Start DOCUMENT SECTION

The value of T used in the pyFRET burst search algorithm depends on the bin-time used. If a 0.01 ms bin-time is used, then to achieve a window size of T = 0.5 ms, a value of T = 50 bins should be used in calling the burst search algorithm.

The burst search algorithm returns a FRET_bursts data object, which can be used in the same way as the original FRET data object. However, an additional denoise_bursts function is provided, which will denoise identified bursts in a manner proportional to the burst duration. Crosstalk subtraction is unchanged.

# subtract background
N_D = 0.005   # donor noise per bin
N_A = 0.004   # acceptor noise per bin
bursts_APBS.denoise_bursts(N_D, N_A)

cross_DtoA = 0.05 # fractional crosstalk from donor to acceptor
cross_AtoD = 0.01 # fractional crosstalk from acceptor to donor
bursts_APBS.subtract_crosstalk(cross_DtoA, cross_AtoD)

# plot FRET histogram
filepath = "path/to/save/histogram"

End DOCUMENT SECTION

* [WRITTEN TASK A] According to the pyFRET excerpt, what value of T should you pass to the burst search algorithm to get a 0.5 ms window with a 0.01 ms bin-time?
* [WRITTEN TASK B] Using the code in the pyFRET excerpt, name each variable that is assigned a number, and give its value.

Start DATA EXCERPT

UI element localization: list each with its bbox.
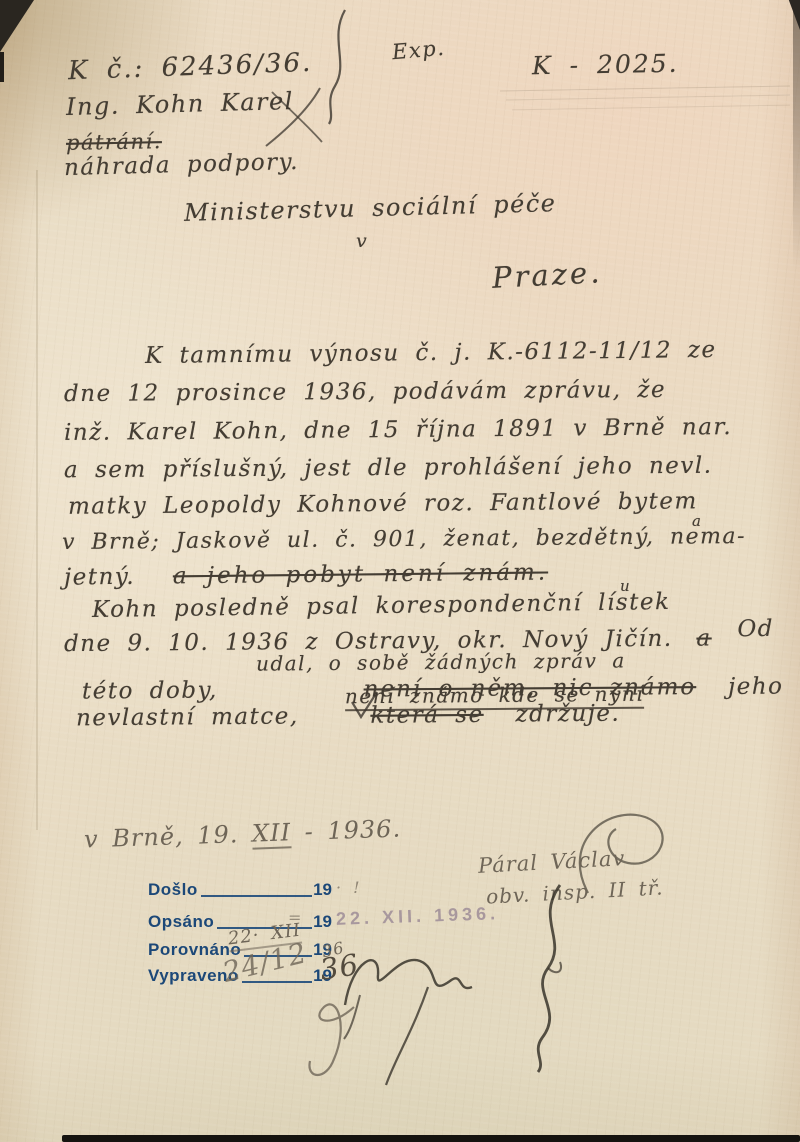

End DATA EXCERPT

* [ANSWER A] T = 50 bins

* [ANSWER B]
N_D = 0.005
N_A = 0.004
cross_DtoA = 0.05
cross_AtoD = 0.01